**REQUIRED ACTIONS:**
A) In the restaurant column, how long is the octopus appetizer at Ruxbin braised, and in what?
B) Write a continuation of the restaurant column, picking up right after its last line.

**GIVEN TEXT:**
Ruxbin (851 N. Ashland Ave., 312-624-8509). American Contemporary.
★★½ (very good to excellent)
$$$ ($40–$49 per person for a meal, without tax, tip, or alcohol)
Yes, weekend wait times are maddening. But once you’ve settled into this candlelit 28-seater, with its whimsical decor (recycled church pews for booths, old cookbooks perched along tangerine walls) and refreshingly down-to-earth staff, it’s tough to stay irked. On the compact menu, clever combos and impeccable details make for memorable dishes. Try the octopus appetizer, braised in red wine for three hours and plated with black soybean paste, roasted grapes, and lightly fried chickpeas. Familiar-sounding entrées surprise, too: Shrimp and grits is actually a steaming medley of seafood bathed in tomato-tarragon shrimp bisque, all atop a tender polenta cake.
For the dishes we liked best, click here.
“Who moved my cheese?” —Spencer Johnson (b. 1940), American author and management consultant
After the Top Chef contestant Beverly Kim and Johnny Clark’s Korean fine-dining reboot of Bonsoirée unraveled just a few months later, Kim has popped up here and there while working toward a new restaurant. “I think it just will happen when it happens,” she says. “In the meantime, I feel sort of like a culinary nomad.” Her wanderings have now brought her to her alma mater, Kendall College, where she signed on as a guest instructor for the winter quarter and designed the dinner menu for the Dining Room (900 N. North Branch St., 312-752-2328), where her students prepare dishes such as pork belly–mung bean pancake with kimchi and pan-seared striped bass with lemongrass coconut broth. “I had never really taught before,” she says. “When you are running a restaurant, you have to teach every day. So this is preparing me for my own business.” For that business, she and Clark are still working on a location. Till then, they’ll wander, or as the culinary-wordplay-inclined might say, they’ll go Roma.
Five Questions for Michael McDonald
McDonald, the former chef/parking-lot farmer at One Sixtyblue, took over the kitchen at Luxbar (18 E. Bellevue Pl., 312-642-3400) in July, but the formal announcement of his tenure there came only this past week, after the Dining Diva outed him. He told us about moving to an established, high-volume restaurant.
Dish: How did you link up with Luxbar?
Michael McDonald: I was looking. They were always excited about the farm-to-table movement. [The] GM is very excited about farm-to-table. He has a garden on his own rooftop.
D: What’s something you changed on the menu?
MM: The chicken sandwich. [The old version] was piled high, in fried strips and on a long six-inch sourdough baguette. The bread was crunchy and maybe didn’t look like a friendly sandwich to eat. [The new version has] a whole breast of chicken that we dip in buttermilk and seasoned flour. We fry that and top it with cheddar cheese, crispy bacon, [homemade] apple cider barbecue sauce, and an apple-mint coleslaw.
D: What’s something you’re particularly proud of introducing?

**GIVEN INFORMATION:**
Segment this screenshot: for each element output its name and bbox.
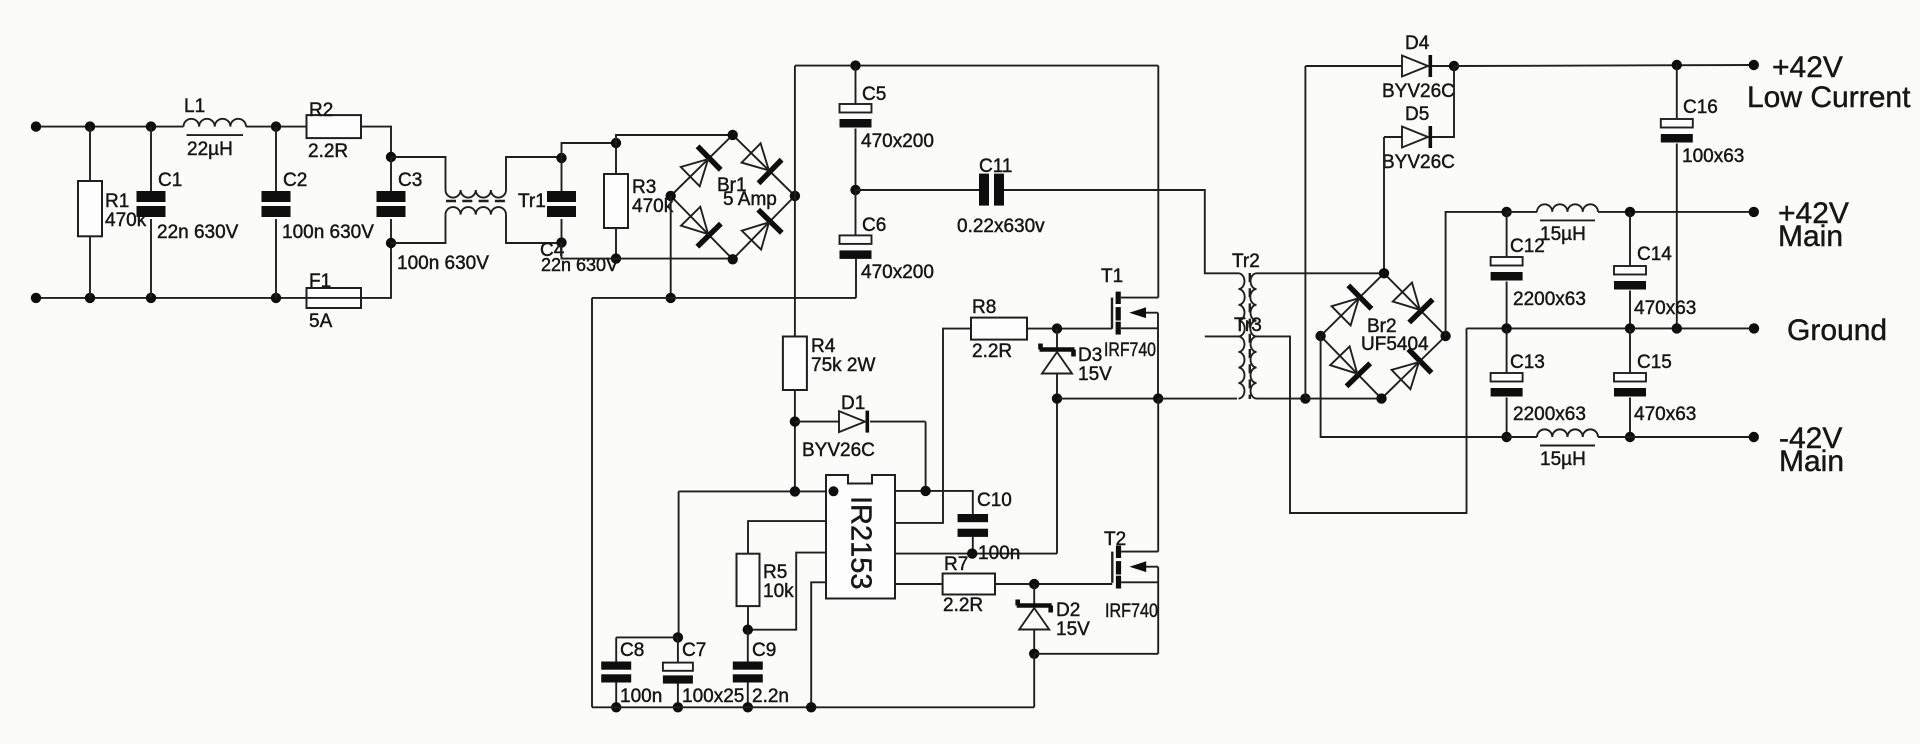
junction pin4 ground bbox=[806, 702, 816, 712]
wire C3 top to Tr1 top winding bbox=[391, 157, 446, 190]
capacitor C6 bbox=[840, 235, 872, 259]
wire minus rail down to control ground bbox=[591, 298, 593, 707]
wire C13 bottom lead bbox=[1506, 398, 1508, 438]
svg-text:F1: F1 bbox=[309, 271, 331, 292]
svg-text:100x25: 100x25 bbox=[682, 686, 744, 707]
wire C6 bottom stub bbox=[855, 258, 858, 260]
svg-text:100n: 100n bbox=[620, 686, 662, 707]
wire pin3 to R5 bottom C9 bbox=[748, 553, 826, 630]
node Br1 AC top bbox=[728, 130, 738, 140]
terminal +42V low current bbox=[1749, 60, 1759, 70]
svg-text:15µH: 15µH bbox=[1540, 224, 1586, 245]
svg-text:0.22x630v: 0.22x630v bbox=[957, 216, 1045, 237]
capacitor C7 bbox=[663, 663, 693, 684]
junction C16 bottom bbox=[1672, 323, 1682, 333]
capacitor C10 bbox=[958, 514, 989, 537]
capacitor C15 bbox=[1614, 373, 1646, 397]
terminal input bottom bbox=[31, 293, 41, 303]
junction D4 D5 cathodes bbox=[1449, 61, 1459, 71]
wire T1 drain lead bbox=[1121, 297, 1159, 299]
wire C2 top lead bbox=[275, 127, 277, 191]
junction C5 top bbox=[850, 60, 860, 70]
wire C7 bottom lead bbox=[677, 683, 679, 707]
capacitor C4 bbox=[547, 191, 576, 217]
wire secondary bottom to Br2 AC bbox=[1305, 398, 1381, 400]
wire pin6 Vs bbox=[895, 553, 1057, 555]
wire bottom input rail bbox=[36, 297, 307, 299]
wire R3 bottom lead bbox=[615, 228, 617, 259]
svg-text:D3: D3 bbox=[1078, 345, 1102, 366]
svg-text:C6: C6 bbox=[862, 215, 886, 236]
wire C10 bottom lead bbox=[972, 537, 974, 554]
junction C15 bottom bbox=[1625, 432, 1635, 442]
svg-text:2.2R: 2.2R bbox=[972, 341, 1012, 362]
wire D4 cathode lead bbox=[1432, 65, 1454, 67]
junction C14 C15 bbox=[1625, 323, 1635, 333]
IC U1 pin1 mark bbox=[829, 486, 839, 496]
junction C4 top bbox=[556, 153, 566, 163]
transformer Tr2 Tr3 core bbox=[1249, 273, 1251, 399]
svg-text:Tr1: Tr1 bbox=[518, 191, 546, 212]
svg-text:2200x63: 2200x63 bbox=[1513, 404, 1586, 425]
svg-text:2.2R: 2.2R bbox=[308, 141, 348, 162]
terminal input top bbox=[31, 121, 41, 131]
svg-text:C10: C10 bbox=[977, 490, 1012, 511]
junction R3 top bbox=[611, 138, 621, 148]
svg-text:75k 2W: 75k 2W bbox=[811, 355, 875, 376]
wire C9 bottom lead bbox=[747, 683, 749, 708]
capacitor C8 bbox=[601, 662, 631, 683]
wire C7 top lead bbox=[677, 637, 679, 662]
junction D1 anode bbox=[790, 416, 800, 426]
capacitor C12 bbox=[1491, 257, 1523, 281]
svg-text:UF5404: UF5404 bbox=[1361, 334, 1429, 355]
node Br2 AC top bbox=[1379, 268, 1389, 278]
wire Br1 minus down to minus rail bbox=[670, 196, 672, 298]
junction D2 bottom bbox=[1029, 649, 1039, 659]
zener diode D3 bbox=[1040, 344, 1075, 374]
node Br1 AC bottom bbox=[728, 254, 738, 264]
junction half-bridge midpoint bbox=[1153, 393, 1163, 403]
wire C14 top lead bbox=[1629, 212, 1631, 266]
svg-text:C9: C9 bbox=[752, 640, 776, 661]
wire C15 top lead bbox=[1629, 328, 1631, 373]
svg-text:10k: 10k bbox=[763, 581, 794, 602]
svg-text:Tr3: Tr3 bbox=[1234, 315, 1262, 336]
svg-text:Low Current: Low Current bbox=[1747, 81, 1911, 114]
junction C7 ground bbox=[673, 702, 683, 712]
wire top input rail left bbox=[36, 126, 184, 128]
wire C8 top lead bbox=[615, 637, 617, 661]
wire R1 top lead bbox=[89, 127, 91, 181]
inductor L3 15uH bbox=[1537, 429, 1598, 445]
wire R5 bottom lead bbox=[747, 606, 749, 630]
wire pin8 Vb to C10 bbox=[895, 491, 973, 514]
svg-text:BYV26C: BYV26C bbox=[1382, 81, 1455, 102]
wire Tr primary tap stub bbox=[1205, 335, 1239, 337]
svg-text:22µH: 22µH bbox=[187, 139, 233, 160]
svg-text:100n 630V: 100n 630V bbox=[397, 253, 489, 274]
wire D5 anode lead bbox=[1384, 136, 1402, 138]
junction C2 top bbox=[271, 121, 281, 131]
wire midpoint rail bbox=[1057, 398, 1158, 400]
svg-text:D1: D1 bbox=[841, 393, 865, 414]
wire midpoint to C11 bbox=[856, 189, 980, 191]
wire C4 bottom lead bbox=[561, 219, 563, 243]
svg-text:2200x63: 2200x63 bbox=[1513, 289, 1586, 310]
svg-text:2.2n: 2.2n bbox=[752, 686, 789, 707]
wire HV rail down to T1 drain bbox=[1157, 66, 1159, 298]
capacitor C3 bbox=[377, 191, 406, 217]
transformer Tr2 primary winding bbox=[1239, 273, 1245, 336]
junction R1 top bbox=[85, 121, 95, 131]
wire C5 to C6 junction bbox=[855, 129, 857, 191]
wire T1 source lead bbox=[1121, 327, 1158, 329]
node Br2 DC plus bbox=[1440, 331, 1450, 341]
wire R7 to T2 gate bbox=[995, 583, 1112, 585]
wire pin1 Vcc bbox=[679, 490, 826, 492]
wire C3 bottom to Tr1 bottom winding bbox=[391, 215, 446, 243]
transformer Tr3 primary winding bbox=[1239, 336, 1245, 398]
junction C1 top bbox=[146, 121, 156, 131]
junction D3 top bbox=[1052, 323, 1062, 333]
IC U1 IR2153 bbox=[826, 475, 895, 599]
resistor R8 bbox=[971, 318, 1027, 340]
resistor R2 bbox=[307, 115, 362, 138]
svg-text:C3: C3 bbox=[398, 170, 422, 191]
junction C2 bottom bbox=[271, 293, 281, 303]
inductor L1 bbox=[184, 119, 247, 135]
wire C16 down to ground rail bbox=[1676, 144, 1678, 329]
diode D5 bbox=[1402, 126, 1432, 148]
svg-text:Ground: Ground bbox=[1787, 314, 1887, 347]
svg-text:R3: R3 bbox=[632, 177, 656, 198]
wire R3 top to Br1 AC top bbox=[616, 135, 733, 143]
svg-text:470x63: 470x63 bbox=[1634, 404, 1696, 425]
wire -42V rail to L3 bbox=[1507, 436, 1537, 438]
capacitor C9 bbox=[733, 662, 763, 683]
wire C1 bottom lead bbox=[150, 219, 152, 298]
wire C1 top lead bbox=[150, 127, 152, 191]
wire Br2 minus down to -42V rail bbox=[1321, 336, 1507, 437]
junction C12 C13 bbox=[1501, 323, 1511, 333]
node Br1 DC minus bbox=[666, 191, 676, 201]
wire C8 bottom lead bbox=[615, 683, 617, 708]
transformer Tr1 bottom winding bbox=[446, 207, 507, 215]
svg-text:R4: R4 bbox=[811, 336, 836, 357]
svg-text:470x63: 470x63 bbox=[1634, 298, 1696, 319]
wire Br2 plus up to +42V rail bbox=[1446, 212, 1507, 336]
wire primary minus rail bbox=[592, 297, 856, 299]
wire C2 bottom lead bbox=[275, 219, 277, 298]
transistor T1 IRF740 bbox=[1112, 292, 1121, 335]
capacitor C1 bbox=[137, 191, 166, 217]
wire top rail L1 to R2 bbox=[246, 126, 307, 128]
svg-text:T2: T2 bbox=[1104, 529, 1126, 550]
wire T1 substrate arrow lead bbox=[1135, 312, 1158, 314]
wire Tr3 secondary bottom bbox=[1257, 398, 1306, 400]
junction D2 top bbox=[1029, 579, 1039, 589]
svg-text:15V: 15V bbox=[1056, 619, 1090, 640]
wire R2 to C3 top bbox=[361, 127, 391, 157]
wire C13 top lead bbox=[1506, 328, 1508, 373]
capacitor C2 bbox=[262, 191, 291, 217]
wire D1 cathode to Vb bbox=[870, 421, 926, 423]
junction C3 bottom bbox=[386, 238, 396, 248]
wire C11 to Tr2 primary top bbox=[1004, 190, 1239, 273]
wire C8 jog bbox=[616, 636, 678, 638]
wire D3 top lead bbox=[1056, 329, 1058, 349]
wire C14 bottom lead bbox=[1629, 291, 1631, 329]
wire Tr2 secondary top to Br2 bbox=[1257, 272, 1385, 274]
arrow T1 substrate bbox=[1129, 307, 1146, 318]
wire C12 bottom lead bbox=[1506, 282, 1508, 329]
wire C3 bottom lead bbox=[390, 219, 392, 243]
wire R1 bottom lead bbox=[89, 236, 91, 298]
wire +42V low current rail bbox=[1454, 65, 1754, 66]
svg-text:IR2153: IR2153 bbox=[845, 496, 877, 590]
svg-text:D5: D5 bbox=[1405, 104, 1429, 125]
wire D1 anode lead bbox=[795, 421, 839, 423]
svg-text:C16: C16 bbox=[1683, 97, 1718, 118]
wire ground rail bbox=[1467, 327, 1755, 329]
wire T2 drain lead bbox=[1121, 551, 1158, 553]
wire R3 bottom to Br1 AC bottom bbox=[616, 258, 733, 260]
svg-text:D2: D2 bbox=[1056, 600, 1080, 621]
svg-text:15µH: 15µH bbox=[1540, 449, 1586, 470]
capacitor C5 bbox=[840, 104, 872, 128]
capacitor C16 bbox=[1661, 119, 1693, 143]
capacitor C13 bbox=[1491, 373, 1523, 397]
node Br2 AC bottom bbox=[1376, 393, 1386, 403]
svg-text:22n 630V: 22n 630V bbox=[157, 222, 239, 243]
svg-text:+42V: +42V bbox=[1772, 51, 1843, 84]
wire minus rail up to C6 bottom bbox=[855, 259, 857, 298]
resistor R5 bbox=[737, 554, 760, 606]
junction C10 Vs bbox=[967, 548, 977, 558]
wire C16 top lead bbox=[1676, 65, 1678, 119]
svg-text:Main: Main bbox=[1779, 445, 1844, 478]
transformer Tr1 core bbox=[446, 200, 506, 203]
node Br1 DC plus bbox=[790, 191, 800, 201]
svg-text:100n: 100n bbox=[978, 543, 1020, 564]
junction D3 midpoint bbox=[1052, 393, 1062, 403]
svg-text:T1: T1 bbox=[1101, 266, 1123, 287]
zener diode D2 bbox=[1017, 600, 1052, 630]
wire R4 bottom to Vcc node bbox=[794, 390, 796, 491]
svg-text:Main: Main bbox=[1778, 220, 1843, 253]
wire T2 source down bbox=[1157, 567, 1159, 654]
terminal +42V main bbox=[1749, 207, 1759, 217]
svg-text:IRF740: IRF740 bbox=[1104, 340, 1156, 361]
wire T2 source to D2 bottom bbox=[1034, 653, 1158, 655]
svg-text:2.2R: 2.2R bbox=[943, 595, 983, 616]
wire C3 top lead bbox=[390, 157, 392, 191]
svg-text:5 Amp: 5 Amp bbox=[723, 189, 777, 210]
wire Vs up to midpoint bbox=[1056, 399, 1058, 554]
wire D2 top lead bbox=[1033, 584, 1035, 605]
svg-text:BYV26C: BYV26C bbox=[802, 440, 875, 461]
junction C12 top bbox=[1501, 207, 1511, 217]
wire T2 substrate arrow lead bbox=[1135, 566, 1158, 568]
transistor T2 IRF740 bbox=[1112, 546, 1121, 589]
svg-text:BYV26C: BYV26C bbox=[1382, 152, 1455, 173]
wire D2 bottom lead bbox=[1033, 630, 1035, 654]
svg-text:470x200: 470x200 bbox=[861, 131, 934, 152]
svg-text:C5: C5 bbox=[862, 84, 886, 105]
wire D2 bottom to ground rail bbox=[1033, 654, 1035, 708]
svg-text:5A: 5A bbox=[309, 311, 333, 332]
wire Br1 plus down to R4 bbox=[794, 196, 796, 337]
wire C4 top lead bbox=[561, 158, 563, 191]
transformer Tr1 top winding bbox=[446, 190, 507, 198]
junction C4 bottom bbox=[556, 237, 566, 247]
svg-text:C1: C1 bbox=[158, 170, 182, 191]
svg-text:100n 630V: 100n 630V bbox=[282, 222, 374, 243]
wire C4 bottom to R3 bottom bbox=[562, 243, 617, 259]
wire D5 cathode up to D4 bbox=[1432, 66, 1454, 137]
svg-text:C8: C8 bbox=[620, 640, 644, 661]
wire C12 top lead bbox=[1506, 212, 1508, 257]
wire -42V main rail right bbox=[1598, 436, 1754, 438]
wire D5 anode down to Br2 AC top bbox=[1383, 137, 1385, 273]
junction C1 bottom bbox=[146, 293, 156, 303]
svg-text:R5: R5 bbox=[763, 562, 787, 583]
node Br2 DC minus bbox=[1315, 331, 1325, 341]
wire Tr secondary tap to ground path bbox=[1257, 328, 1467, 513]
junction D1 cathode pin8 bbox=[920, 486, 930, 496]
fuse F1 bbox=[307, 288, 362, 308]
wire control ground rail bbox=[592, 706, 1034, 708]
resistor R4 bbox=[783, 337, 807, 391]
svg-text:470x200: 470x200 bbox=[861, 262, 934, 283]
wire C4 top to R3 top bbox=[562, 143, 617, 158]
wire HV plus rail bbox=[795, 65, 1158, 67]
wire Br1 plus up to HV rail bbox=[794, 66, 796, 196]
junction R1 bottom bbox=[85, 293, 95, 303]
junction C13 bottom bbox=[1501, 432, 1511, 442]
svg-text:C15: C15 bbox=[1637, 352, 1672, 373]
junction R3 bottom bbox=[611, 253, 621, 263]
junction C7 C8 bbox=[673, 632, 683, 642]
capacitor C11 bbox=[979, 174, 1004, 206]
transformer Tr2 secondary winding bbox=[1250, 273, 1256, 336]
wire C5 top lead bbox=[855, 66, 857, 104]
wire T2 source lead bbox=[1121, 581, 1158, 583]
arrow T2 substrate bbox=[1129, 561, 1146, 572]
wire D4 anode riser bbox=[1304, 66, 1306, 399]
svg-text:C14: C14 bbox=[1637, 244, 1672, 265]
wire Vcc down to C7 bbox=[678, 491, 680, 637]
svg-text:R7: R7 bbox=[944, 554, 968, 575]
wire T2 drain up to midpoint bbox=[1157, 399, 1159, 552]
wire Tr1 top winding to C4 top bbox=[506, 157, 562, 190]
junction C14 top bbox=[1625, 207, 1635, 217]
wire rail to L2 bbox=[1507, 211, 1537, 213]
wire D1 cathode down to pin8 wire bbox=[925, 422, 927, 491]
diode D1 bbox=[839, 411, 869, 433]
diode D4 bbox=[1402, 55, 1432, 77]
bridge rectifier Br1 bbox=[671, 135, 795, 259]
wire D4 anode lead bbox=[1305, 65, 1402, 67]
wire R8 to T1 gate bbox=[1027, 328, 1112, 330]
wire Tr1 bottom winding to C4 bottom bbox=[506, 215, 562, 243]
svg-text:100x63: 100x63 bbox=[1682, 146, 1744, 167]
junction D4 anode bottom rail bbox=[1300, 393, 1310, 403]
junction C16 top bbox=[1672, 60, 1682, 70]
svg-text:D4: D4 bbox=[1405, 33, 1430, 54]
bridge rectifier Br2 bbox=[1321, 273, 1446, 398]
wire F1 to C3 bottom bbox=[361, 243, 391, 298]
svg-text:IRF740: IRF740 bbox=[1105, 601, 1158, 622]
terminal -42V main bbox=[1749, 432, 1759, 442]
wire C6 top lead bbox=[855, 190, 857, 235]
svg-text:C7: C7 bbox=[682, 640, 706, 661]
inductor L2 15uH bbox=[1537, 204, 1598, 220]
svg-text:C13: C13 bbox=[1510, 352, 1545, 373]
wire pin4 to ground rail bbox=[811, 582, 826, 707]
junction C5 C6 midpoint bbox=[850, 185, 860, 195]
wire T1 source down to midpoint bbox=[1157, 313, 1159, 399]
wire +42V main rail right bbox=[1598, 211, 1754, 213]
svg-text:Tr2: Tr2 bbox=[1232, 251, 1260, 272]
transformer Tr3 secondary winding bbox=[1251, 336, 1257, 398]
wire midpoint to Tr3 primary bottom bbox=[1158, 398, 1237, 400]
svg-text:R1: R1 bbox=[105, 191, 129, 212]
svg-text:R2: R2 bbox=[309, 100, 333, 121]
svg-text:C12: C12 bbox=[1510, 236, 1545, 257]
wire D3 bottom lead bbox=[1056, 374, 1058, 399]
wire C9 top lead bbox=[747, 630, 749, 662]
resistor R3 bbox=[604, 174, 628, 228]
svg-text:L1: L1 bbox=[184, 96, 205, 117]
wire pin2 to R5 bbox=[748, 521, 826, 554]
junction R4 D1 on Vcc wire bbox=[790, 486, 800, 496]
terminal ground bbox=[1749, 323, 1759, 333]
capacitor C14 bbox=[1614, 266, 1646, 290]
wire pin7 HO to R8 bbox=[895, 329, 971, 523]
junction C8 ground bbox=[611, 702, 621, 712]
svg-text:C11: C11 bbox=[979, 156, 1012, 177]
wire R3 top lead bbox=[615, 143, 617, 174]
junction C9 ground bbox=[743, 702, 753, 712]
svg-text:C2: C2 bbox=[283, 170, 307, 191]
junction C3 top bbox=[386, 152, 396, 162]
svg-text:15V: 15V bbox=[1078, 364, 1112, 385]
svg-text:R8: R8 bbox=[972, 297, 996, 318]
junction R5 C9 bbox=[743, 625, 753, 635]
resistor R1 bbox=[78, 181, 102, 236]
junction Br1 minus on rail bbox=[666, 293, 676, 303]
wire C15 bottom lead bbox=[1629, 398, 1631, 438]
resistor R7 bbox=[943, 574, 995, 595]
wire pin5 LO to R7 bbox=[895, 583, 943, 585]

**TASK RESULTS:**
A) Three hours, in red wine.

B)
MM: Our pork program. We get one whole hog every week from Slagel Farms. We use everything. We are making our own Canadian bacon, our own ham, our own chili fennel sausage, our own breakfast sausage patty. The rest of the hog we use for a roasted barbecue sandwich.
D: Is there anything that differentiates your hogs from other in-house butchers’?
MM: I ran into a guy making his own artisanal single-batch soy sauce in Louisville, Kentucky. Aged in bourbon barrels. In this process, when they strain the barrels and press out the juice, they are left over with this mash—wheat, soy, salt, and water. “What are you doing with this?” I asked the guy. “Nothing.” So I bought his byproduct and shipped it to Slagel Farms. We are feeding them this kind of mash from soy-sauce production in addition to their regular diet.
D: Does that change the taste of the pork?
MM: We think it does. We are the only ones in the country doing this that I know of.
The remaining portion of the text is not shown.